Decine di migranti sono rimasti uccisi venerdì nel tentativo di entrare in massa nell’enclave iberica di Melilla.
Secondo un bilancio provvisorio i morti sono almeno 27, ma secondo le ultime stime delle ong impegnate sul campo le vittime sarebbero almeno 37. Le vittime sono morte per soffocamento o schiacciamento, alcune sono precipitate mentre tentavano di scavalcare le reti di confine. Si contano anche decine di feriti, sia tra le persone che facevano parte del gruppo sia tra gli agenti, che su entrambi i lati della frontiera, marcata da una lunga barriera, hanno cercato di sbarrare loro la strada.
Secondo le ricostruzioni circa 2.000 persone hanno iniziato ad avvicinarsi alla frontiera: di queste, 1.500 sono arrivate sino al punto di contatto tra i due Paesi, circa 400 di loro ha tentato di sfondare un cancello. I poliziotti sono intervenuti per contenere il tentativo di irruzione. Dopo momenti concitati, la situazione è tornata alla normalità, con un bilancio ufficiale di 133 migranti che sono riusciti a entrare in territorio spagnolo, di cui 57 rimasti feriti. Nell’assalto hanno riportato contusioni anche una cinquantina di agenti di polizia della Spagna.
Il premier spagnolo Pedro Sánchez sostiene che quanto accaduto a Melilla sia stato “un assalto violento e organizzato”, dietro al quale ci sarebbero “mafie che trafficano con esseri umani”.

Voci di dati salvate

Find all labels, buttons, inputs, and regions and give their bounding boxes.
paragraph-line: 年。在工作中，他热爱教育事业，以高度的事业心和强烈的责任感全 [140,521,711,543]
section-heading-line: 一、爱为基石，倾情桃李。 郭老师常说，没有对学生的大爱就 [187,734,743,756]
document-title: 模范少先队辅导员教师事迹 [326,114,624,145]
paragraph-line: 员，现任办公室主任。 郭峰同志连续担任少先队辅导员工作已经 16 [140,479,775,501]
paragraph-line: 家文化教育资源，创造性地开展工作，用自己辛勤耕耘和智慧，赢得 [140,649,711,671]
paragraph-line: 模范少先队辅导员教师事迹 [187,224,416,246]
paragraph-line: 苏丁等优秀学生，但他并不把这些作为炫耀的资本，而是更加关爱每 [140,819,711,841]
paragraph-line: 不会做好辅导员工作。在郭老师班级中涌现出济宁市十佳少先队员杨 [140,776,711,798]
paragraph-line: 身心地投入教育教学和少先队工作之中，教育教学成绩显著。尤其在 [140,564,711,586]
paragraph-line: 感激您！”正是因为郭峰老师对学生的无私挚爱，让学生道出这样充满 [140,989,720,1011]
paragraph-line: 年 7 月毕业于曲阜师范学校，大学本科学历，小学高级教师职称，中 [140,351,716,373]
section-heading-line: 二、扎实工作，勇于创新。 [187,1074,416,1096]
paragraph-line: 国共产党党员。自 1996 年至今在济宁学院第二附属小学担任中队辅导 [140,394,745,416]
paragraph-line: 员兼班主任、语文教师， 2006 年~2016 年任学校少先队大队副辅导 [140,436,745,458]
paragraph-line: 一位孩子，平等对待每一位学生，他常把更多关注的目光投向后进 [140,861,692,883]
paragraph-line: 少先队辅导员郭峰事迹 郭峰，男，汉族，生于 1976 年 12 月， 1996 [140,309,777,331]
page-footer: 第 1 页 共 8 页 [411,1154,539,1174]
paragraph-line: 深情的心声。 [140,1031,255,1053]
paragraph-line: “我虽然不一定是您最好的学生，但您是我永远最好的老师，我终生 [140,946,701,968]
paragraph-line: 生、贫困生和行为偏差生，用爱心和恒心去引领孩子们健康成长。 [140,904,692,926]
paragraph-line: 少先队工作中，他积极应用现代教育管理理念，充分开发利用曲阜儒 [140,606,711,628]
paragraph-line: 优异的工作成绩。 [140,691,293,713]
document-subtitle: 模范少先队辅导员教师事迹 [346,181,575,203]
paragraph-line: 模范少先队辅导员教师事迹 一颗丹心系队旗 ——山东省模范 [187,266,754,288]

• COSA FARE:
1) Nel testo sui migranti a Melilla, quanti sono riusciti a entrare in territorio spagnolo secondo il bilancio ufficiale?
2) Prosegui il testo sui migranti a Melilla partendo dal punto in cui si ferma.
I dati sono materiale a sé, separato dal testo.

• LE RISPOSTE:
1) 133 migranti, di cui 57 feriti.

2)
La frontiera terrestre tra Marocco e Spagna in corrispondenza delle due «enclavi» di Ceuta e Melilla era stata riaperta il 17 maggio scorso dopo oltre due anni di stop. Il passaggio era stata interrotto per via della pandemia ma anche per un braccio di ferro tra i governi di Madrid e Rabat, dal momento che la polizia marocchina aveva allentato i controlli sui migranti che si presentavano al confine.
Il 22 marzo scorso si era verificato un episodio simile: circa 2.500 migranti avevano tentato di forzare i blocchi, 900 di loro erano riuscite ad arrivare in territorio spagnolo.
La situazione al confine dell’enclave spagnola è particolarmente tesa. I gruppi umanitari denunciano l’uso “sistematico” della forza da parte delle forze dell’ordine sui migranti che si spingono fino al nord del Marocco per tentare di entrare in Europa, così come le condizioni “tragiche” in cui vivono: fattori che fanno aumentare il loro grado di “disperazione”.